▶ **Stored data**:
>>>

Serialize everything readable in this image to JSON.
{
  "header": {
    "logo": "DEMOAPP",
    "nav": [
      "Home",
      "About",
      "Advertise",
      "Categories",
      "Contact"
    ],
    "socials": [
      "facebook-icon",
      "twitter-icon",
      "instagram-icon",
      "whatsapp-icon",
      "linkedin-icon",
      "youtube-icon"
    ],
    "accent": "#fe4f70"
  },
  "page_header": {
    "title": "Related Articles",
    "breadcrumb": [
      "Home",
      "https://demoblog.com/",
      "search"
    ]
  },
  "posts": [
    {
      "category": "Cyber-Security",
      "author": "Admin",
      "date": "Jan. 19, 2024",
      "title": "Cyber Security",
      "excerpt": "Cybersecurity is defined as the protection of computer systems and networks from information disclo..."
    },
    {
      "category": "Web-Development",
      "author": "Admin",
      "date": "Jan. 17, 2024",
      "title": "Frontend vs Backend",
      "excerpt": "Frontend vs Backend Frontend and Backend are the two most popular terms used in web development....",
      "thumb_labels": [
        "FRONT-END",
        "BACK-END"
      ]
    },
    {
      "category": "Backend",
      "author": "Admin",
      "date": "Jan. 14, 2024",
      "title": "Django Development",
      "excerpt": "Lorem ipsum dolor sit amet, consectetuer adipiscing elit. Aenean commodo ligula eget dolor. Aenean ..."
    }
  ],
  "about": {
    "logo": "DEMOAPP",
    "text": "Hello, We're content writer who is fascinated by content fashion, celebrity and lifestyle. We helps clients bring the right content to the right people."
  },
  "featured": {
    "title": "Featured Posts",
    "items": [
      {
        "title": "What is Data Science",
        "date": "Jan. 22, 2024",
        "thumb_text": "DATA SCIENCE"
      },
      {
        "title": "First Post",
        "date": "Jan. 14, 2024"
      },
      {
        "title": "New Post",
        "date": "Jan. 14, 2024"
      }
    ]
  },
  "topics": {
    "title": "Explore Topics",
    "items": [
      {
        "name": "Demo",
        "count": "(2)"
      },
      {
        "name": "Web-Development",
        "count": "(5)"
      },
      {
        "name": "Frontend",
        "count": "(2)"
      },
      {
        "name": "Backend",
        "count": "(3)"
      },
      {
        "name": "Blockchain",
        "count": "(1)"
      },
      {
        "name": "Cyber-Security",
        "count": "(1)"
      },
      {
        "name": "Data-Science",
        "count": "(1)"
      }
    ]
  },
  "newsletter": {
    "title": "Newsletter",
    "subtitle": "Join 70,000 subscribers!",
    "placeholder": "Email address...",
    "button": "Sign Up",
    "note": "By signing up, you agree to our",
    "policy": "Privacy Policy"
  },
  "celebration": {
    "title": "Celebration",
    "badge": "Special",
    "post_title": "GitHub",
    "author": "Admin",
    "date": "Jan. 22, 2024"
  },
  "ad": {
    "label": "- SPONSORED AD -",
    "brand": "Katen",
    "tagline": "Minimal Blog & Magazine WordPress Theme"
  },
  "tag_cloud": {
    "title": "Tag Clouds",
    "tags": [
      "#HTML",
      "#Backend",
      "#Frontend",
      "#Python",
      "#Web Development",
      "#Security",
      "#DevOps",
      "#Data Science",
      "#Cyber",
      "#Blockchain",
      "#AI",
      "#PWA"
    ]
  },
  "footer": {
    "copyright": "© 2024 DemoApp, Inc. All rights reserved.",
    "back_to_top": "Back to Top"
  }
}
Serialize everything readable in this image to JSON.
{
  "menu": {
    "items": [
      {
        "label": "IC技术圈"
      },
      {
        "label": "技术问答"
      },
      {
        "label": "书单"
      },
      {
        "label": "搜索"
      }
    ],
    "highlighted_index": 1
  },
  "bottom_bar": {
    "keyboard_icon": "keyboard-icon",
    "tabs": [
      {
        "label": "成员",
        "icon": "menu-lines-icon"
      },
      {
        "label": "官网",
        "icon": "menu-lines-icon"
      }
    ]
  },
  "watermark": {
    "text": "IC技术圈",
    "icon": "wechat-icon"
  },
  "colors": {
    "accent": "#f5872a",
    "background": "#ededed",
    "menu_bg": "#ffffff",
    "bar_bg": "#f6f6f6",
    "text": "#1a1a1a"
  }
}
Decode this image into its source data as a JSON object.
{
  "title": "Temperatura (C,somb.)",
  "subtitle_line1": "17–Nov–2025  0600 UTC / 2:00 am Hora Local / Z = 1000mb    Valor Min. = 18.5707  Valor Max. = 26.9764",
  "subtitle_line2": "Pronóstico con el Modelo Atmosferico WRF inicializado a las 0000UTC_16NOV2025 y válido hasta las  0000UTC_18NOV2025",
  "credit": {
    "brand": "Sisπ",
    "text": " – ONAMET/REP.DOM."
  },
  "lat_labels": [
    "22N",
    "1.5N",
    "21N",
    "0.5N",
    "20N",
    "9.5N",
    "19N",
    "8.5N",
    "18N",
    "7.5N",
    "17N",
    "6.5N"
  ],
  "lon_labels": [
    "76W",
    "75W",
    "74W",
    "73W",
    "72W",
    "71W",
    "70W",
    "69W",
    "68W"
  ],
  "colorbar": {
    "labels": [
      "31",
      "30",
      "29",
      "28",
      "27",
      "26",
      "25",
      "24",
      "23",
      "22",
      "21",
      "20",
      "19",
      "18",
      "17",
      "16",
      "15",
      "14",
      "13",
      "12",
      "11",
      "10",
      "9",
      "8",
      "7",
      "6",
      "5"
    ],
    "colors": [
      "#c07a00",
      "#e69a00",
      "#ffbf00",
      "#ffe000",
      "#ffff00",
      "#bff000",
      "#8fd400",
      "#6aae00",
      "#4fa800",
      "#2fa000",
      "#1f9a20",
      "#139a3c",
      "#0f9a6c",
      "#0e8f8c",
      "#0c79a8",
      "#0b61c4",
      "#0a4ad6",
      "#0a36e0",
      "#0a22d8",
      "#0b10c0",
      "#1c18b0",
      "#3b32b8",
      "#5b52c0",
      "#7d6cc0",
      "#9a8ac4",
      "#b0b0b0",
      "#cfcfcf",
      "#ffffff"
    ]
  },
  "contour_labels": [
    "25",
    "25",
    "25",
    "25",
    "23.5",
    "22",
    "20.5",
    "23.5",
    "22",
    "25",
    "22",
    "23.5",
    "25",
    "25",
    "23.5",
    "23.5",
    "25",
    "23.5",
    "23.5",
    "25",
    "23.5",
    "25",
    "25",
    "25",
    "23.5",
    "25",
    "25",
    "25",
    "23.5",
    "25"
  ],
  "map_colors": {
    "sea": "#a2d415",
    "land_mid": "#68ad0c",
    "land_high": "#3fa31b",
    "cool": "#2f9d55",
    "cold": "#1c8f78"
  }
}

<<<

▶ **Exercise description**: Write out the records above again, keeping each one identical to the original.

▶ **Exercise result**:
Serialize everything readable in this image to JSON.
{
  "header": {
    "logo": "DEMOAPP",
    "nav": [
      "Home",
      "About",
      "Advertise",
      "Categories",
      "Contact"
    ],
    "socials": [
      "facebook-icon",
      "twitter-icon",
      "instagram-icon",
      "whatsapp-icon",
      "linkedin-icon",
      "youtube-icon"
    ],
    "accent": "#fe4f70"
  },
  "page_header": {
    "title": "Related Articles",
    "breadcrumb": [
      "Home",
      "https://demoblog.com/",
      "search"
    ]
  },
  "posts": [
    {
      "category": "Cyber-Security",
      "author": "Admin",
      "date": "Jan. 19, 2024",
      "title": "Cyber Security",
      "excerpt": "Cybersecurity is defined as the protection of computer systems and networks from information disclo..."
    },
    {
      "category": "Web-Development",
      "author": "Admin",
      "date": "Jan. 17, 2024",
      "title": "Frontend vs Backend",
      "excerpt": "Frontend vs Backend Frontend and Backend are the two most popular terms used in web development....",
      "thumb_labels": [
        "FRONT-END",
        "BACK-END"
      ]
    },
    {
      "category": "Backend",
      "author": "Admin",
      "date": "Jan. 14, 2024",
      "title": "Django Development",
      "excerpt": "Lorem ipsum dolor sit amet, consectetuer adipiscing elit. Aenean commodo ligula eget dolor. Aenean ..."
    }
  ],
  "about": {
    "logo": "DEMOAPP",
    "text": "Hello, We're content writer who is fascinated by content fashion, celebrity and lifestyle. We helps clients bring the right content to the right people."
  },
  "featured": {
    "title": "Featured Posts",
    "items": [
      {
        "title": "What is Data Science",
        "date": "Jan. 22, 2024",
        "thumb_text": "DATA SCIENCE"
      },
      {
        "title": "First Post",
        "date": "Jan. 14, 2024"
      },
      {
        "title": "New Post",
        "date": "Jan. 14, 2024"
      }
    ]
  },
  "topics": {
    "title": "Explore Topics",
    "items": [
      {
        "name": "Demo",
        "count": "(2)"
      },
      {
        "name": "Web-Development",
        "count": "(5)"
      },
      {
        "name": "Frontend",
        "count": "(2)"
      },
      {
        "name": "Backend",
        "count": "(3)"
      },
      {
        "name": "Blockchain",
        "count": "(1)"
      },
      {
        "name": "Cyber-Security",
        "count": "(1)"
      },
      {
        "name": "Data-Science",
        "count": "(1)"
      }
    ]
  },
  "newsletter": {
    "title": "Newsletter",
    "subtitle": "Join 70,000 subscribers!",
    "placeholder": "Email address...",
    "button": "Sign Up",
    "note": "By signing up, you agree to our",
    "policy": "Privacy Policy"
  },
  "celebration": {
    "title": "Celebration",
    "badge": "Special",
    "post_title": "GitHub",
    "author": "Admin",
    "date": "Jan. 22, 2024"
  },
  "ad": {
    "label": "- SPONSORED AD -",
    "brand": "Katen",
    "tagline": "Minimal Blog & Magazine WordPress Theme"
  },
  "tag_cloud": {
    "title": "Tag Clouds",
    "tags": [
      "#HTML",
      "#Backend",
      "#Frontend",
      "#Python",
      "#Web Development",
      "#Security",
      "#DevOps",
      "#Data Science",
      "#Cyber",
      "#Blockchain",
      "#AI",
      "#PWA"
    ]
  },
  "footer": {
    "copyright": "© 2024 DemoApp, Inc. All rights reserved.",
    "back_to_top": "Back to Top"
  }
}
Serialize everything readable in this image to JSON.
{
  "menu": {
    "items": [
      {
        "label": "IC技术圈"
      },
      {
        "label": "技术问答"
      },
      {
        "label": "书单"
      },
      {
        "label": "搜索"
      }
    ],
    "highlighted_index": 1
  },
  "bottom_bar": {
    "keyboard_icon": "keyboard-icon",
    "tabs": [
      {
        "label": "成员",
        "icon": "menu-lines-icon"
      },
      {
        "label": "官网",
        "icon": "menu-lines-icon"
      }
    ]
  },
  "watermark": {
    "text": "IC技术圈",
    "icon": "wechat-icon"
  },
  "colors": {
    "accent": "#f5872a",
    "background": "#ededed",
    "menu_bg": "#ffffff",
    "bar_bg": "#f6f6f6",
    "text": "#1a1a1a"
  }
}
Decode this image into its source data as a JSON object.
{
  "title": "Temperatura (C,somb.)",
  "subtitle_line1": "17–Nov–2025  0600 UTC / 2:00 am Hora Local / Z = 1000mb    Valor Min. = 18.5707  Valor Max. = 26.9764",
  "subtitle_line2": "Pronóstico con el Modelo Atmosferico WRF inicializado a las 0000UTC_16NOV2025 y válido hasta las  0000UTC_18NOV2025",
  "credit": {
    "brand": "Sisπ",
    "text": " – ONAMET/REP.DOM."
  },
  "lat_labels": [
    "22N",
    "1.5N",
    "21N",
    "0.5N",
    "20N",
    "9.5N",
    "19N",
    "8.5N",
    "18N",
    "7.5N",
    "17N",
    "6.5N"
  ],
  "lon_labels": [
    "76W",
    "75W",
    "74W",
    "73W",
    "72W",
    "71W",
    "70W",
    "69W",
    "68W"
  ],
  "colorbar": {
    "labels": [
      "31",
      "30",
      "29",
      "28",
      "27",
      "26",
      "25",
      "24",
      "23",
      "22",
      "21",
      "20",
      "19",
      "18",
      "17",
      "16",
      "15",
      "14",
      "13",
      "12",
      "11",
      "10",
      "9",
      "8",
      "7",
      "6",
      "5"
    ],
    "colors": [
      "#c07a00",
      "#e69a00",
      "#ffbf00",
      "#ffe000",
      "#ffff00",
      "#bff000",
      "#8fd400",
      "#6aae00",
      "#4fa800",
      "#2fa000",
      "#1f9a20",
      "#139a3c",
      "#0f9a6c",
      "#0e8f8c",
      "#0c79a8",
      "#0b61c4",
      "#0a4ad6",
      "#0a36e0",
      "#0a22d8",
      "#0b10c0",
      "#1c18b0",
      "#3b32b8",
      "#5b52c0",
      "#7d6cc0",
      "#9a8ac4",
      "#b0b0b0",
      "#cfcfcf",
      "#ffffff"
    ]
  },
  "contour_labels": [
    "25",
    "25",
    "25",
    "25",
    "23.5",
    "22",
    "20.5",
    "23.5",
    "22",
    "25",
    "22",
    "23.5",
    "25",
    "25",
    "23.5",
    "23.5",
    "25",
    "23.5",
    "23.5",
    "25",
    "23.5",
    "25",
    "25",
    "25",
    "23.5",
    "25",
    "25",
    "25",
    "23.5",
    "25"
  ],
  "map_colors": {
    "sea": "#a2d415",
    "land_mid": "#68ad0c",
    "land_high": "#3fa31b",
    "cool": "#2f9d55",
    "cold": "#1c8f78"
  }
}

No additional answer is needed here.